**Instructions to follow:**
Go through the entries below and copy each line containing the word "données".

════════════════

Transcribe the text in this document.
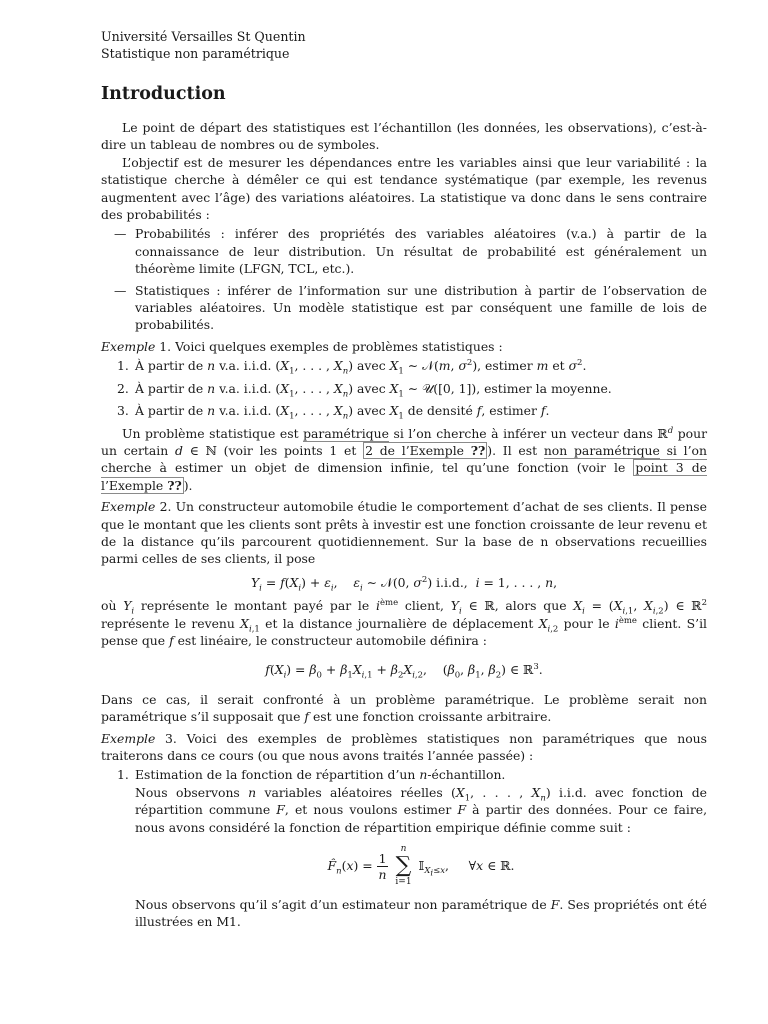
Université Versailles St Quentin
Statistique non paramétrique
Introduction

Le point de départ des statistiques est l’échantillon (les données, les observations), c’est-à-dire un tableau de nombres ou de symboles.

L’objectif est de mesurer les dépendances entre les variables ainsi que leur variabilité : la statistique cherche à démêler ce qui est tendance systématique (par exemple, les revenus augmentent avec l’âge) des variations aléatoires. La statistique va donc dans le sens contraire des probabilités :

— Probabilités : inférer des propriétés des variables aléatoires (v.a.) à partir de la connaissance de leur distribution. Un résultat de probabilité est généralement un théorème limite (LFGN, TCL, etc.).
— Statistiques : inférer de l’information sur une distribution à partir de l’observation de variables aléatoires. Un modèle statistique est par conséquent une famille de lois de probabilités.

Exemple 1. Voici quelques exemples de problèmes statistiques :

1. À partir de n v.a. i.i.d. ($X_1$, . . . , $X_n$) avec $X_1$ ∼ 𝒩(m, $\sigma^2$), estimer m et $\sigma^2$.
2. À partir de n v.a. i.i.d. ($X_1$, . . . , $X_n$) avec $X_1$ ∼ 𝒰([0, 1]), estimer la moyenne.
3. À partir de n v.a. i.i.d. ($X_1$, . . . , $X_n$) avec $X_1$ de densité f, estimer f.

Un problème statistique est paramétrique si l’on cherche à inférer un vecteur dans ℝ$^d$ pour un certain d ∈ ℕ (voir les points 1 et 2 de l’Exemple ?? ). Il est non paramétrique si l’on cherche à estimer un objet de dimension infinie, tel qu’une fonction (voir le point 3 de l’Exemple ?? ).

Exemple 2. Un constructeur automobile étudie le comportement d’achat de ses clients. Il pense que le montant que les clients sont prêts à investir est une fonction croissante de leur revenu et de la distance qu’ils parcourent quotidiennement. Sur la base de n observations recueillies parmi celles de ses clients, il pose

$Y_i = f(X_i) + \varepsilon_i$,    $\varepsilon_i$ ∼ 𝒩(0, $\sigma^2$) i.i.d.,  i = 1, . . . , n,

où $Y_i$ représente le montant payé par le $i^{ème}$ client, $Y_i$ ∈ ℝ, alors que $X_i = (X_{i,1}$, $X_{i,2}$) ∈ ℝ$^2$ représente le revenu $X_{i,1}$ et la distance journalière de déplacement $X_{i,2}$ pour le $i^{ème}$ client. S’il pense que f est linéaire, le constructeur automobile définira :

$f(X_i) = \beta_0 + \beta_1X_{i,1} + \beta_2X_{i,2}$,    ($\beta_0$, $\beta_1$, $\beta_2$) ∈ ℝ$^3$.

Dans ce cas, il serait confronté à un problème paramétrique. Le problème serait non paramétrique s’il supposait que f est une fonction croissante arbitraire.

Exemple 3. Voici des exemples de problèmes statistiques non paramétriques que nous traiterons dans ce cours (ou que nous avons traités l’année passée) :

1. Estimation de la fonction de répartition d’un n-échantillon.
Nous observons n variables aléatoires réelles ($X_1$, . . . , $X_n$) i.i.d. avec fonction de répartition commune F, et nous voulons estimer F à partir des données. Pour ce faire, nous avons considéré la fonction de répartition empirique définie comme suit :
$F̂_n(x) = \frac{1}{n}$

n
∑
i=1
𝕀$_{X_i\le x}$,     ∀x ∈ ℝ.
Nous observons qu’il s’agit d’un estimateur non paramétrique de F. Ses propriétés ont été illustrées en M1.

════════════════

**Exercise solution:**
Le point de départ des statistiques est l’échantillon (les données, les observations), c’est-à-dire un tableau de nombres ou de symboles.
Nous observons n variables aléatoires réelles ($X_1$, . . . , $X_n$) i.i.d. avec fonction de répartition commune F, et nous voulons estimer F à partir des données. Pour ce faire, nous avons considéré la fonction de répartition empirique définie comme suit :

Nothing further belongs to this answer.